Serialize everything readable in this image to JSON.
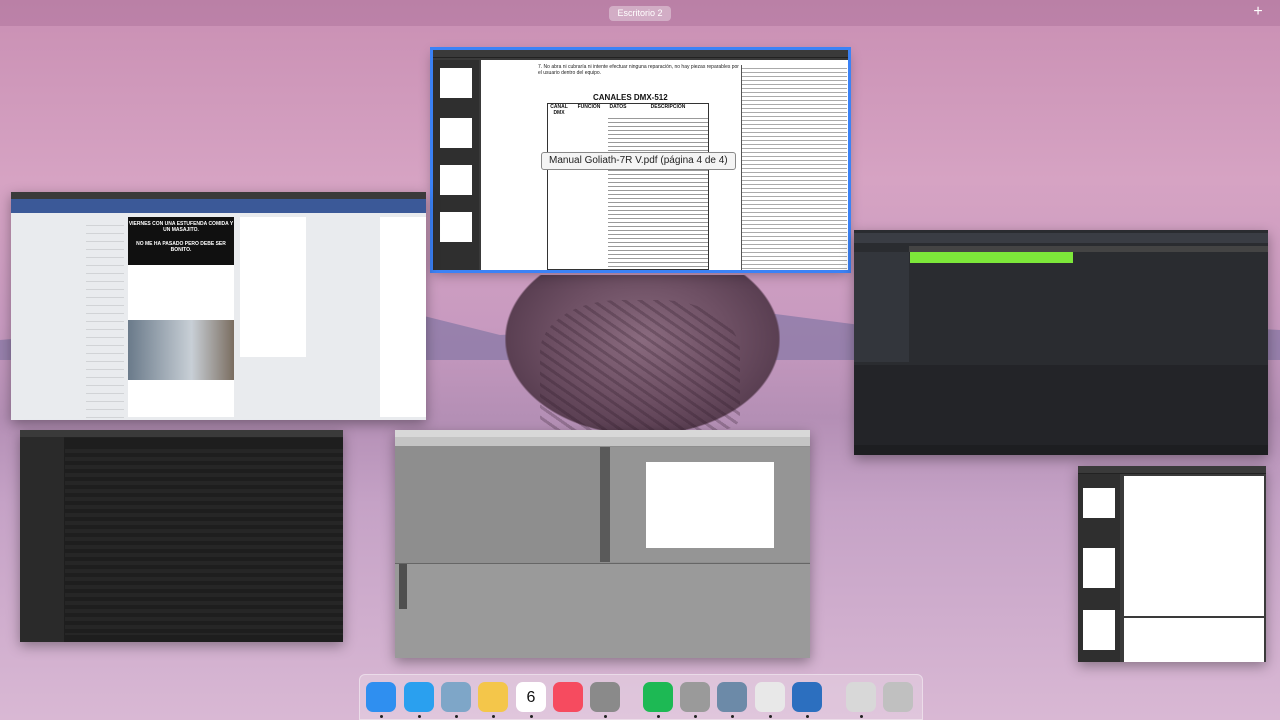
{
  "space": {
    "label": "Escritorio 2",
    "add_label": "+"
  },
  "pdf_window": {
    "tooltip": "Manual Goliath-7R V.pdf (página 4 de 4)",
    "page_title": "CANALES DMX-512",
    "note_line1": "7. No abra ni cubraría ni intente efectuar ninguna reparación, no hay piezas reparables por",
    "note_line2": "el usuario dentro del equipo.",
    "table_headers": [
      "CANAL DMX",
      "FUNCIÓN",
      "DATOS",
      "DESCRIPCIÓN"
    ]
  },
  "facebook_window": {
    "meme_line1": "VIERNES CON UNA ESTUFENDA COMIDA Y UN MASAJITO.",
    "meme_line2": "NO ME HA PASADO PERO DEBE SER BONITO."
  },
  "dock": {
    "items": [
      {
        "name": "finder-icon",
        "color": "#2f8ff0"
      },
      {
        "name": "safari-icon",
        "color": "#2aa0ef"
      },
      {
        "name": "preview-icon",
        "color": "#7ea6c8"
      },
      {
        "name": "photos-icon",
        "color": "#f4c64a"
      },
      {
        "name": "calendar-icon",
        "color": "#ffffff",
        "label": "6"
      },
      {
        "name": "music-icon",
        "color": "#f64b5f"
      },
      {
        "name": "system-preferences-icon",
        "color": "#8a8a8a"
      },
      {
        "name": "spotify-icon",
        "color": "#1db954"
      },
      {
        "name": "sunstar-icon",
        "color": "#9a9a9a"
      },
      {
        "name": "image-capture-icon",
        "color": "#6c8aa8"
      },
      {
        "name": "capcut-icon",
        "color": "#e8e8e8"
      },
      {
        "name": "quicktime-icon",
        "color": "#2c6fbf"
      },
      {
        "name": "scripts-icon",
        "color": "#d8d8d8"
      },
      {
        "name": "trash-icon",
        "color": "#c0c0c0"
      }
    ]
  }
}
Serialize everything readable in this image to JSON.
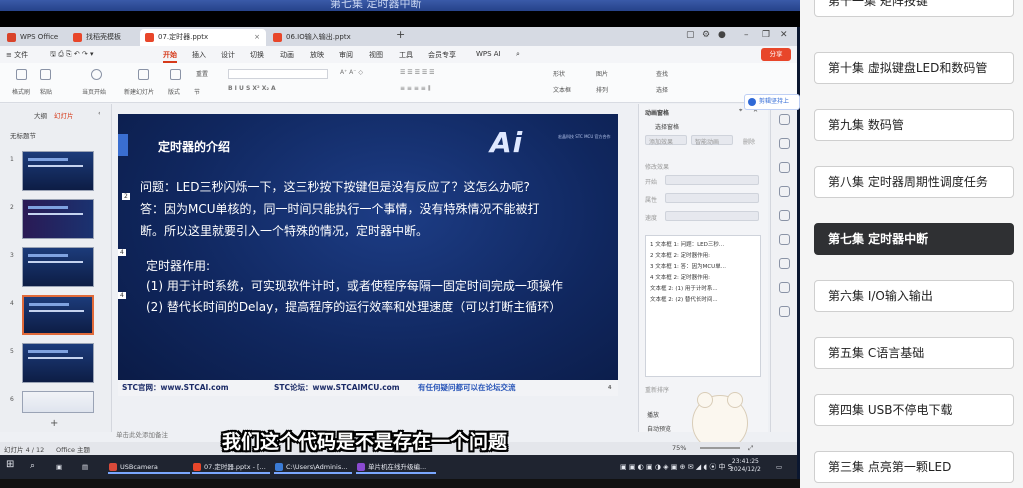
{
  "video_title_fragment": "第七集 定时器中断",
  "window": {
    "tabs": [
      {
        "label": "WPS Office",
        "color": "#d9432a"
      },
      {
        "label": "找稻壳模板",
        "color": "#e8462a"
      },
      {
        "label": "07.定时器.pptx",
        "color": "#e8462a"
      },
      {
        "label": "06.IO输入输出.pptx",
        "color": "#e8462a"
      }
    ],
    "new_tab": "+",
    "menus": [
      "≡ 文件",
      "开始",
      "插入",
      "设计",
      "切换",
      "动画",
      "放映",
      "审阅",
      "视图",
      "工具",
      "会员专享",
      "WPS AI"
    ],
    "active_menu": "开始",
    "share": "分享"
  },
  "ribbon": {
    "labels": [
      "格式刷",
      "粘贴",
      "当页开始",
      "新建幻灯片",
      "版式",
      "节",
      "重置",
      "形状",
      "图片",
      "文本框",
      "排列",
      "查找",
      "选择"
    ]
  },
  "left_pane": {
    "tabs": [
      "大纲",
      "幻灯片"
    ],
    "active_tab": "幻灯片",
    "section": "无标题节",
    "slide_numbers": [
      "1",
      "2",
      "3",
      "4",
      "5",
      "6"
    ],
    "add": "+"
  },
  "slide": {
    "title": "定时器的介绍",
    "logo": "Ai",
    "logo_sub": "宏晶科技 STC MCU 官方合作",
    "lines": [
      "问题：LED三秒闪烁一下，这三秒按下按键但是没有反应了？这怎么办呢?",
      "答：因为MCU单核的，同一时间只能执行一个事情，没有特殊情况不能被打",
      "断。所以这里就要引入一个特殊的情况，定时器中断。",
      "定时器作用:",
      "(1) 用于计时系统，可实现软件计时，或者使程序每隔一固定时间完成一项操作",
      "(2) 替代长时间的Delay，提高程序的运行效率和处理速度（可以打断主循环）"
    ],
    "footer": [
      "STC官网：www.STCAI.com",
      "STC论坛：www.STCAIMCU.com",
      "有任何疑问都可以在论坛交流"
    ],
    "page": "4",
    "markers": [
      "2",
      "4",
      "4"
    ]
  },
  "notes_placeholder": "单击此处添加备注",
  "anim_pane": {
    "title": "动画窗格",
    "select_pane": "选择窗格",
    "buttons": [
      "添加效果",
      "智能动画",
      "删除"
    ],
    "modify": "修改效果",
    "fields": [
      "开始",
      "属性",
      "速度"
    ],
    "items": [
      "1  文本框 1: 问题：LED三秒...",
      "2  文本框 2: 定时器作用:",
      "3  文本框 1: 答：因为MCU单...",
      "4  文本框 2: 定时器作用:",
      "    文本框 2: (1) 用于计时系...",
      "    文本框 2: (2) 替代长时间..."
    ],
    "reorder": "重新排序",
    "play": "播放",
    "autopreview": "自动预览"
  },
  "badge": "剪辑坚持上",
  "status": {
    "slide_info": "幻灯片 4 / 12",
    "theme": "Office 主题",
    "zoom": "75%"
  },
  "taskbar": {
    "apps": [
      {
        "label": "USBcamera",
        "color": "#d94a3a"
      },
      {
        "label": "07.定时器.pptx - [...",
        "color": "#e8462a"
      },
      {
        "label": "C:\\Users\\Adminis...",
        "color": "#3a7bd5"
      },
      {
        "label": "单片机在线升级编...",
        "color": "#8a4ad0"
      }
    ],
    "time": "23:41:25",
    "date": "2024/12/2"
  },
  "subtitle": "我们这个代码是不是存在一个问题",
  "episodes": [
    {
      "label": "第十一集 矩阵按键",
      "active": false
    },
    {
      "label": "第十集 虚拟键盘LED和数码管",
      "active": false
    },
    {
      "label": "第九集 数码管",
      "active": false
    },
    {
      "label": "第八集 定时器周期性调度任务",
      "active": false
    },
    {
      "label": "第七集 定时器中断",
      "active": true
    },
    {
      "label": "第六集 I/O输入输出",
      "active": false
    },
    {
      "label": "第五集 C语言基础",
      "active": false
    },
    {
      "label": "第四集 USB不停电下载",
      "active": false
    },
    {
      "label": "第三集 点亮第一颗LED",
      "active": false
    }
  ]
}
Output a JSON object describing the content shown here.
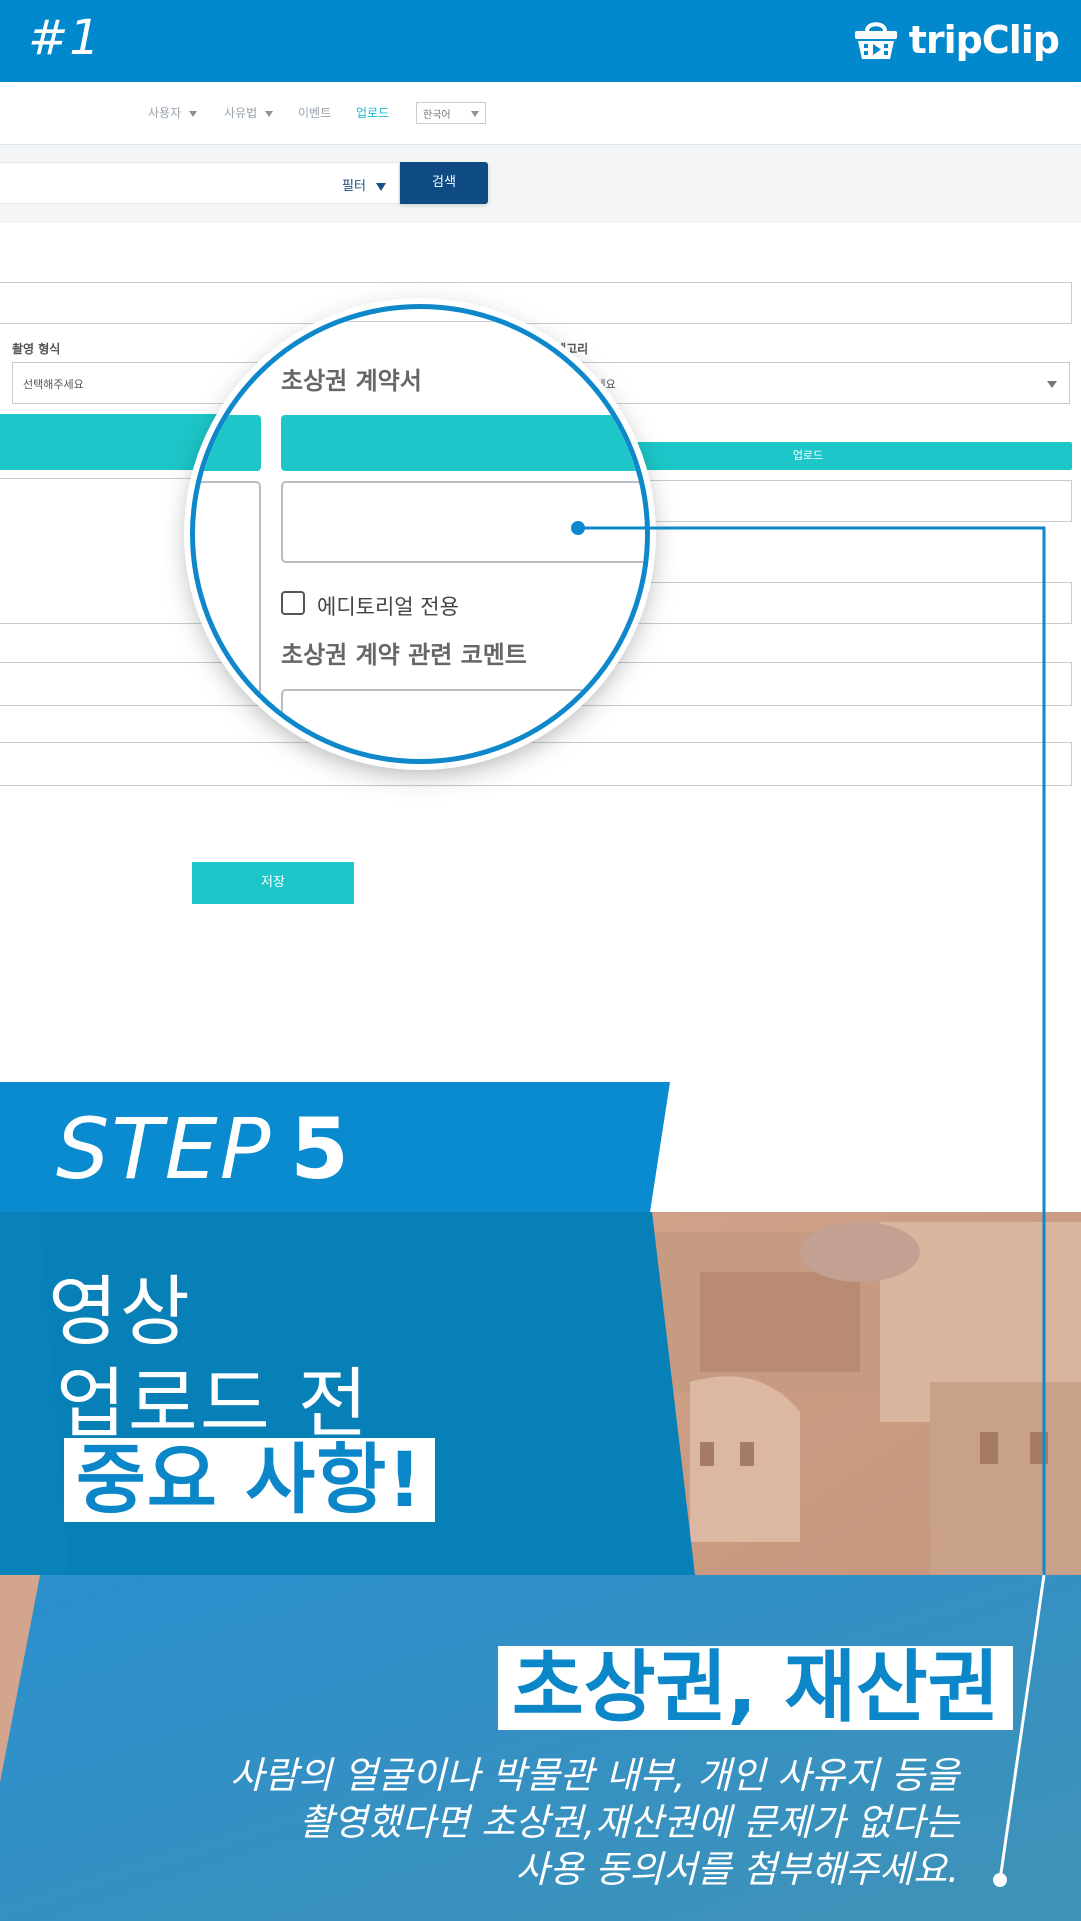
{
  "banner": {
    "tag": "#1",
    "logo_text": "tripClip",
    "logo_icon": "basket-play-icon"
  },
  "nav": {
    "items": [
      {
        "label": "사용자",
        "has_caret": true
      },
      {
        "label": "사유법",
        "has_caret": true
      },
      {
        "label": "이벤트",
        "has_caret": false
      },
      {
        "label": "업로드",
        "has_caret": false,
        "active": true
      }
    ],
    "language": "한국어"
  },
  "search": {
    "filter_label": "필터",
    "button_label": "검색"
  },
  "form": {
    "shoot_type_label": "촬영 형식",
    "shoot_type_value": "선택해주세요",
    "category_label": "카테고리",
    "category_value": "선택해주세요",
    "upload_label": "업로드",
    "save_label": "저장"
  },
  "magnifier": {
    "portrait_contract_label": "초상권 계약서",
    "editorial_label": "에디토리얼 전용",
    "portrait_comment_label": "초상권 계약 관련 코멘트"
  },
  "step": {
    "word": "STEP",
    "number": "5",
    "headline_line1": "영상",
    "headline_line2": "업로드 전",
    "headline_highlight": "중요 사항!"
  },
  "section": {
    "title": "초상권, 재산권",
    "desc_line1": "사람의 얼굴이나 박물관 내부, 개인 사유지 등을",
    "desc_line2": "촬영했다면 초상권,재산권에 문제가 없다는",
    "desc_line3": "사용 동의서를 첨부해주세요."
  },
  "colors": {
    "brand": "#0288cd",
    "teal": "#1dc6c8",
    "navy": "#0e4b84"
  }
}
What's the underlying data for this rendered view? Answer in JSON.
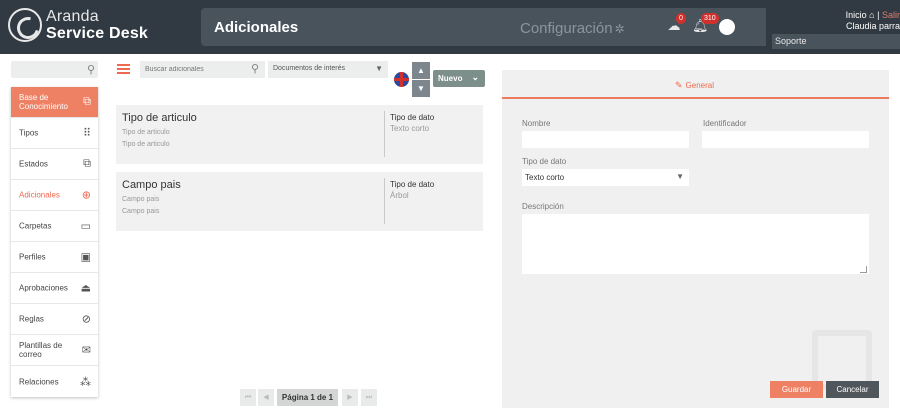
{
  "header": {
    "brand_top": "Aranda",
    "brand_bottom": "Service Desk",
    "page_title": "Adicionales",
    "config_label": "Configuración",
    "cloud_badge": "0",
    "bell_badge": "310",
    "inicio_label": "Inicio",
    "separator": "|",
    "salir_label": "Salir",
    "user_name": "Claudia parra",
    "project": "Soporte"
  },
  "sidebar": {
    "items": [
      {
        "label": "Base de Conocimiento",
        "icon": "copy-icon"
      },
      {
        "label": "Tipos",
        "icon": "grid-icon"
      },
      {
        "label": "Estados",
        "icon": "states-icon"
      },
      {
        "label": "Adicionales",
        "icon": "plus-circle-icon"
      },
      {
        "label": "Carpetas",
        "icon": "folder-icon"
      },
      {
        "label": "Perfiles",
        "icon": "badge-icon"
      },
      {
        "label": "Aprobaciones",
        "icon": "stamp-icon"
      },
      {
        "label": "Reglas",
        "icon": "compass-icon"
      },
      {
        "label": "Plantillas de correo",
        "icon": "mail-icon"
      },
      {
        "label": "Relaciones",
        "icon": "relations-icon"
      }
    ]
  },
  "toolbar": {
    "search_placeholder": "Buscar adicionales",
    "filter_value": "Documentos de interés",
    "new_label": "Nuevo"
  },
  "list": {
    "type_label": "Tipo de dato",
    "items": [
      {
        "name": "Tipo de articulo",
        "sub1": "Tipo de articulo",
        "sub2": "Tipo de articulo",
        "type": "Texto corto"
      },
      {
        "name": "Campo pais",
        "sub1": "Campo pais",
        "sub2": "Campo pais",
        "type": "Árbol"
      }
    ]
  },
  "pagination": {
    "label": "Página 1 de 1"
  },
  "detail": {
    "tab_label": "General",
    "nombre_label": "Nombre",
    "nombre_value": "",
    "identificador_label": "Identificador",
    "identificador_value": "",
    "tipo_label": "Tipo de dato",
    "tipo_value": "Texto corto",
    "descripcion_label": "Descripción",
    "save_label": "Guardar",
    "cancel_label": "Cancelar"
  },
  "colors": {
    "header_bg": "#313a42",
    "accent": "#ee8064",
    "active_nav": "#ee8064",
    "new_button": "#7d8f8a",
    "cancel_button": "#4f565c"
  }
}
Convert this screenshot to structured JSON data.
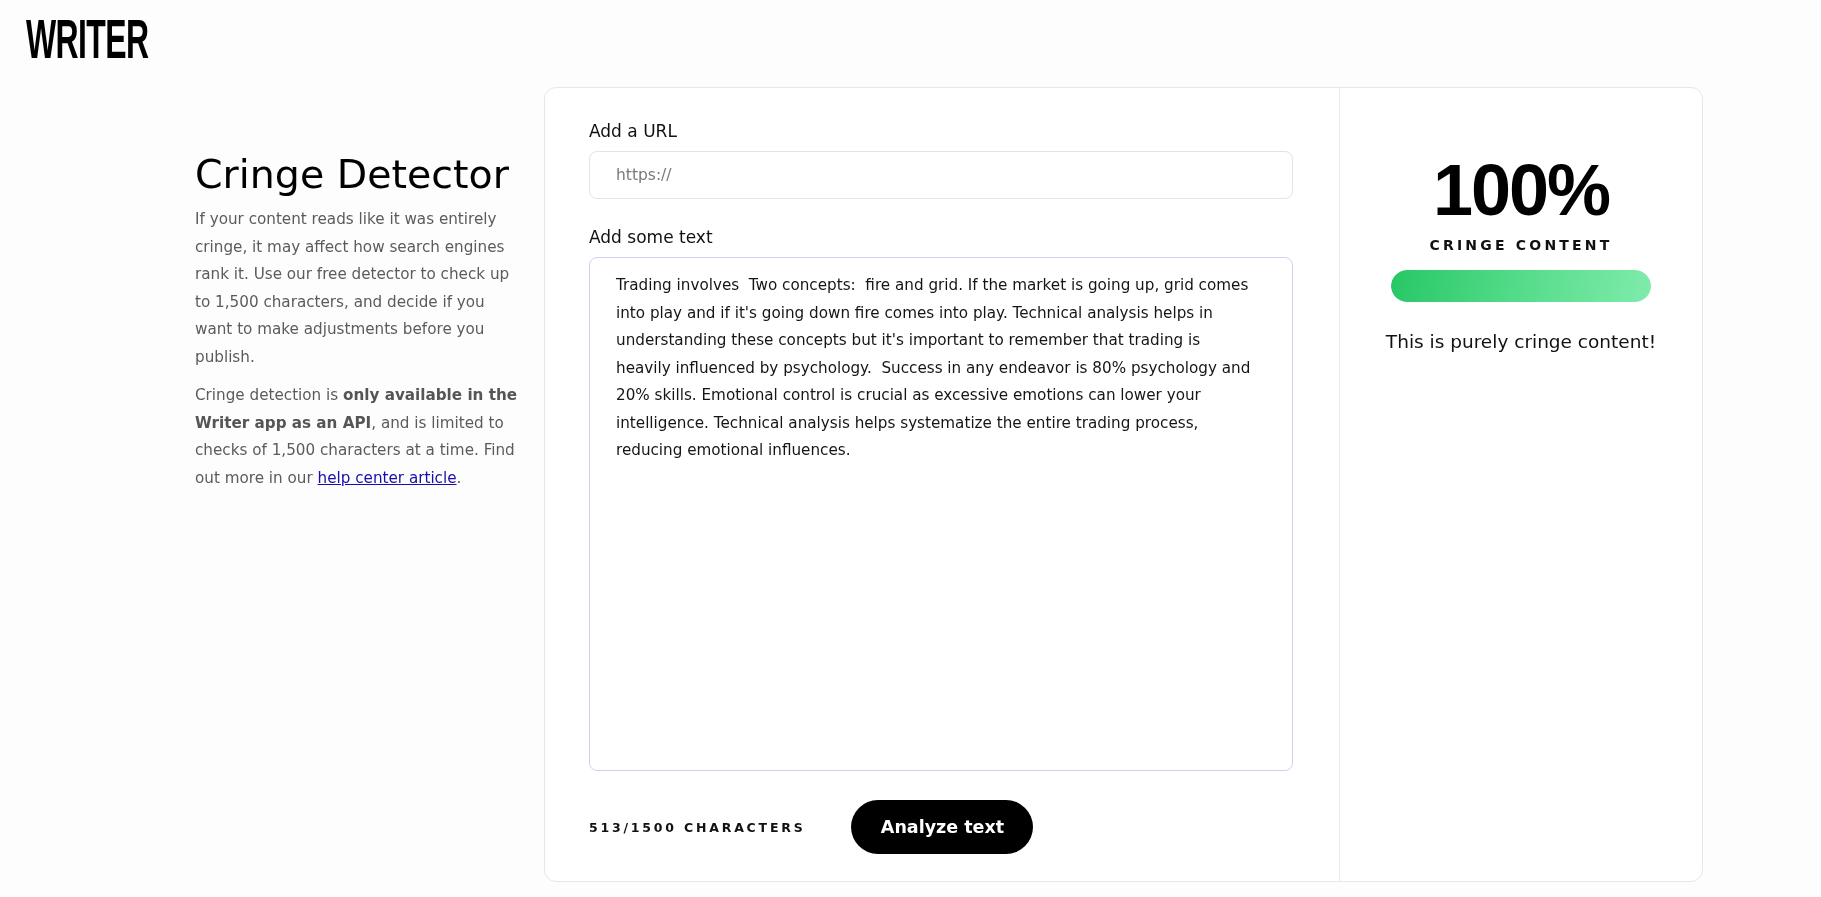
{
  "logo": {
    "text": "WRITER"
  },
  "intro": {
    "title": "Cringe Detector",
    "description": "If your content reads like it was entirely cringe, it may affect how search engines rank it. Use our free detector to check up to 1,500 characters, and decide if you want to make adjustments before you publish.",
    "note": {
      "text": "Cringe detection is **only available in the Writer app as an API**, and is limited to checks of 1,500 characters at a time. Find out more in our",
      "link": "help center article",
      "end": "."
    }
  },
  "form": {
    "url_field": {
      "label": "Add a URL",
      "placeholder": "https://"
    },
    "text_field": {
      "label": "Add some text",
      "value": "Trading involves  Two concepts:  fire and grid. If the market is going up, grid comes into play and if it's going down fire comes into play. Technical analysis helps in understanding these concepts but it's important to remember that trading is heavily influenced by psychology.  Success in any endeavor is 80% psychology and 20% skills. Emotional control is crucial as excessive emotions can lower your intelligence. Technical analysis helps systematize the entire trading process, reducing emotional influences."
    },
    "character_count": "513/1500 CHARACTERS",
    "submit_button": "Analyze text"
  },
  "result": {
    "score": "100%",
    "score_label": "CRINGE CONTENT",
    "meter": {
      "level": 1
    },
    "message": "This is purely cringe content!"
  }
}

* **SHORT EXERCISE**:
Extract, word for word, every line from the one holding "Convert this screenshot" through the closing line of the data above. Do not include any pictures.

* **WRITTEN RESPONSE**:
Convert this screenshot to structured JSON data.
{
  "logo": {
    "text": "WRITER"
  },
  "intro": {
    "title": "Cringe Detector",
    "description": "If your content reads like it was entirely cringe, it may affect how search engines rank it. Use our free detector to check up to 1,500 characters, and decide if you want to make adjustments before you publish.",
    "note": {
      "text": "Cringe detection is **only available in the Writer app as an API**, and is limited to checks of 1,500 characters at a time. Find out more in our",
      "link": "help center article",
      "end": "."
    }
  },
  "form": {
    "url_field": {
      "label": "Add a URL",
      "placeholder": "https://"
    },
    "text_field": {
      "label": "Add some text",
      "value": "Trading involves  Two concepts:  fire and grid. If the market is going up, grid comes into play and if it's going down fire comes into play. Technical analysis helps in understanding these concepts but it's important to remember that trading is heavily influenced by psychology.  Success in any endeavor is 80% psychology and 20% skills. Emotional control is crucial as excessive emotions can lower your intelligence. Technical analysis helps systematize the entire trading process, reducing emotional influences."
    },
    "character_count": "513/1500 CHARACTERS",
    "submit_button": "Analyze text"
  },
  "result": {
    "score": "100%",
    "score_label": "CRINGE CONTENT",
    "meter": {
      "level": 1
    },
    "message": "This is purely cringe content!"
  }
}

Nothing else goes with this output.